— start DATASET EXCERPTS —

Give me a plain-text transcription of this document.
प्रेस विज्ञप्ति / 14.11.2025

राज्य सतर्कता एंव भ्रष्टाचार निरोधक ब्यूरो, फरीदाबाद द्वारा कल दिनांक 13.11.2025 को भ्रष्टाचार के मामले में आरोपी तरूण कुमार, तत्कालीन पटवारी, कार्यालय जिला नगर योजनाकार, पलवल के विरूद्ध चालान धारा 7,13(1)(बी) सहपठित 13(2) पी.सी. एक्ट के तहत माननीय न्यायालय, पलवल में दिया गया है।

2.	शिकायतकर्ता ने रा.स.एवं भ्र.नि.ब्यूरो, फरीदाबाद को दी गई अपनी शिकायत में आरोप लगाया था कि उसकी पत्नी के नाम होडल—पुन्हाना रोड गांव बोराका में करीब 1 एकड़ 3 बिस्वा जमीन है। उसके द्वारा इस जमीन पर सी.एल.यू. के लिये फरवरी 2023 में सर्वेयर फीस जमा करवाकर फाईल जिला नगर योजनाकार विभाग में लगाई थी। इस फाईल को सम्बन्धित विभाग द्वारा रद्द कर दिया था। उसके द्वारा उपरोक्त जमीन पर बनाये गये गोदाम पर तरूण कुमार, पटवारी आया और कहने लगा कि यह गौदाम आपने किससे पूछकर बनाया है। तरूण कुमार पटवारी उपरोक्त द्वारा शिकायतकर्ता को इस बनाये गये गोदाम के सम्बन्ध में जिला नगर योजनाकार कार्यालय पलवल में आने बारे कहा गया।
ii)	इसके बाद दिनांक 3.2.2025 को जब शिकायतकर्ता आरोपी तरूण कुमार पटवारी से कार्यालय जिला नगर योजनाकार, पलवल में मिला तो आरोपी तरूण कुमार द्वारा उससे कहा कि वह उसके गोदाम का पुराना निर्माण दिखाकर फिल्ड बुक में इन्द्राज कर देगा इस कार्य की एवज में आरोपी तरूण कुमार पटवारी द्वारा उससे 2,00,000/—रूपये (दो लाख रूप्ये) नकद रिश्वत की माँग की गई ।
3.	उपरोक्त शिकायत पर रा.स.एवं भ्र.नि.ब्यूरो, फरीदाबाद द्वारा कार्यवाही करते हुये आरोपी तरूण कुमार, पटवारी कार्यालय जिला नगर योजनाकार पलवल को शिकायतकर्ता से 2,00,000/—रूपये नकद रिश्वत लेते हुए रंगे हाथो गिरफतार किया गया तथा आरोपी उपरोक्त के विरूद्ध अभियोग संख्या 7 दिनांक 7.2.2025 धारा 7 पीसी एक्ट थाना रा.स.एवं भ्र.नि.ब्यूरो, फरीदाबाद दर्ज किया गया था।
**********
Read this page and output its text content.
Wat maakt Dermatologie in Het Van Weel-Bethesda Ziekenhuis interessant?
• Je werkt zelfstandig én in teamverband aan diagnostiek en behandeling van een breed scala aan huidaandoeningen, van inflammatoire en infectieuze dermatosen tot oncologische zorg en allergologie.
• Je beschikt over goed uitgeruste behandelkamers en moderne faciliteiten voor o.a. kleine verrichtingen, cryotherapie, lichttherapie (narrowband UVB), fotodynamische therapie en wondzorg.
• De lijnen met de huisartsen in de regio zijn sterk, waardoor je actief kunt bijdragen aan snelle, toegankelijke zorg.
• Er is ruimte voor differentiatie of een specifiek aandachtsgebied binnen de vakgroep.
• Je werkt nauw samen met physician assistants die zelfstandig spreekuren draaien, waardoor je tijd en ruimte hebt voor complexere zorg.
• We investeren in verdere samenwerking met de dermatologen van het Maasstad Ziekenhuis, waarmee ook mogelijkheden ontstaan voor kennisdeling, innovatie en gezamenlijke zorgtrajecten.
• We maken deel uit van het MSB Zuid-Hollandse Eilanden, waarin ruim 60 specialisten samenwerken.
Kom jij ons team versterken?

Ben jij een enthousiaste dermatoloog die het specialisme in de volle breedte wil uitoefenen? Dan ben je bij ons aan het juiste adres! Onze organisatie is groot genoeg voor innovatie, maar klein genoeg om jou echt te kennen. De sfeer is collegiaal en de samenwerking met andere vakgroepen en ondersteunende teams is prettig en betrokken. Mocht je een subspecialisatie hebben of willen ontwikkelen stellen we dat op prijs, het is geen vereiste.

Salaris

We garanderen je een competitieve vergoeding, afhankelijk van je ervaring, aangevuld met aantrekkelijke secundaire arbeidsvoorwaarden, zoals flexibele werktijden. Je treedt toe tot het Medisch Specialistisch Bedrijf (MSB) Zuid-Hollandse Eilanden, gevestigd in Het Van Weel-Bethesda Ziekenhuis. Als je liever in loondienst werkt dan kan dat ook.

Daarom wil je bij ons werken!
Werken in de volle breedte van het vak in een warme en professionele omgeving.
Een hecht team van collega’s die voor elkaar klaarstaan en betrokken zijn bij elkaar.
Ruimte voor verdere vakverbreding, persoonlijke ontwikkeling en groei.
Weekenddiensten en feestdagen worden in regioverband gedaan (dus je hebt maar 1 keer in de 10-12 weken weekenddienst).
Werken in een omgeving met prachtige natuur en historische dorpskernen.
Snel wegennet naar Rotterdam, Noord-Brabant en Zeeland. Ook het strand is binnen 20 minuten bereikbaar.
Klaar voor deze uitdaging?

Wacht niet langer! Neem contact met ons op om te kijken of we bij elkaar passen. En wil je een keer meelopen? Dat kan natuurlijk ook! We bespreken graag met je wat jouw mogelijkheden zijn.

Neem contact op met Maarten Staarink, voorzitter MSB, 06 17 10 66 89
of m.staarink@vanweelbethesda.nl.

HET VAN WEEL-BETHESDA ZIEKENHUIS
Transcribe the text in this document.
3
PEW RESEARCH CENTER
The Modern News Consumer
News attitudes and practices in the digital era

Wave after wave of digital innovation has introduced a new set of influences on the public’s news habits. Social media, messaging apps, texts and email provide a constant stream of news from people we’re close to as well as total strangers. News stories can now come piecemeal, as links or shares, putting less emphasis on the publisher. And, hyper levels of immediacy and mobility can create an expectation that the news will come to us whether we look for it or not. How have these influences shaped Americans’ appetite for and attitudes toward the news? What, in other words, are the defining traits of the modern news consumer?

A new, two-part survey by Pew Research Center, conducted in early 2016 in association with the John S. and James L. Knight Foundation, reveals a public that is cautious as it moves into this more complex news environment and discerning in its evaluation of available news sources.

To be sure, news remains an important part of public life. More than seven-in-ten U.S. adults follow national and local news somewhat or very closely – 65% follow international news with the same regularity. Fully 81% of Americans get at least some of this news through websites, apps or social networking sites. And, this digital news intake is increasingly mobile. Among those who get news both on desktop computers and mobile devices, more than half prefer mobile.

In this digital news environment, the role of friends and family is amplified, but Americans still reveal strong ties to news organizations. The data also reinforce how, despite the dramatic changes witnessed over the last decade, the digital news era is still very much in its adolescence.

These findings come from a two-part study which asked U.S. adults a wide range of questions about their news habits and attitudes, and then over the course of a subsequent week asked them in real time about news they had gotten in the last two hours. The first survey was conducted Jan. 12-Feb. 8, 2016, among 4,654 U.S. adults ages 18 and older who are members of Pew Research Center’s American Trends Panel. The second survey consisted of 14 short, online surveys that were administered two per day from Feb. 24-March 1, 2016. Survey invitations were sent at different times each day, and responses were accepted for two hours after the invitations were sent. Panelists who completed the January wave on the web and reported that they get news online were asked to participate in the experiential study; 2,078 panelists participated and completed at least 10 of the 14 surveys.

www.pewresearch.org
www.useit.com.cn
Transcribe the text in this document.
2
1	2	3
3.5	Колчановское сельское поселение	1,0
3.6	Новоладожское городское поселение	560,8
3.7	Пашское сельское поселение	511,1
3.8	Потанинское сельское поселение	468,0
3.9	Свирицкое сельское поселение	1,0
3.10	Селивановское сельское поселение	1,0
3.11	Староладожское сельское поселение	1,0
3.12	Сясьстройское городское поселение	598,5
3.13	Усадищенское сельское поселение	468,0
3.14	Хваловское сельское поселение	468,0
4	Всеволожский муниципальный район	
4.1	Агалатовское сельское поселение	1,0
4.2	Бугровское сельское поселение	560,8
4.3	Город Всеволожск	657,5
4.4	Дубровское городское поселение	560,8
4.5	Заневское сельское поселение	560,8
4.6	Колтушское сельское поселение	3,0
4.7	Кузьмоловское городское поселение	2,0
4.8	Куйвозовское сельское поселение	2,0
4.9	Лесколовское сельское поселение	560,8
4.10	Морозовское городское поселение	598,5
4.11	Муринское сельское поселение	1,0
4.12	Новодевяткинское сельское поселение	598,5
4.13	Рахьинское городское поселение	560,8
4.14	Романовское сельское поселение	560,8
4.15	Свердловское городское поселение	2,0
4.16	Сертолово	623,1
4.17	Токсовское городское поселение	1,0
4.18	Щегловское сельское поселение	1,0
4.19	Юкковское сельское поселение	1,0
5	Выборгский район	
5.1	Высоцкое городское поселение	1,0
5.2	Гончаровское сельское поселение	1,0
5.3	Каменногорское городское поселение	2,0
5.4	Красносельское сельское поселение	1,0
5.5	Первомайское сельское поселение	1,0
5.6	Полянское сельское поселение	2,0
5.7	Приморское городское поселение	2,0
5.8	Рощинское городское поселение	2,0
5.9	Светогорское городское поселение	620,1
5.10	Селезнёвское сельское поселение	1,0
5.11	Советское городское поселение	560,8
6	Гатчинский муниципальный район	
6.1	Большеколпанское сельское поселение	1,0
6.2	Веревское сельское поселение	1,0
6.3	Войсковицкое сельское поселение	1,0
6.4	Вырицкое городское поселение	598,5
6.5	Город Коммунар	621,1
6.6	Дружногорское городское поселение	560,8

— end DATASET EXCERPTS —

THE PROBLEM >> Which lines hold the word "Zuid"? Copy all of them.

TASK RESPONSE >>
• We maken deel uit van het MSB Zuid-Hollandse Eilanden, waarin ruim 60 specialisten samenwerken.
We garanderen je een competitieve vergoeding, afhankelijk van je ervaring, aangevuld met aantrekkelijke secundaire arbeidsvoorwaarden, zoals flexibele werktijden. Je treedt toe tot het Medisch Specialistisch Bedrijf (MSB) Zuid-Hollandse Eilanden, gevestigd in Het Van Weel-Bethesda Ziekenhuis. Als je liever in loondienst werkt dan kan dat ook.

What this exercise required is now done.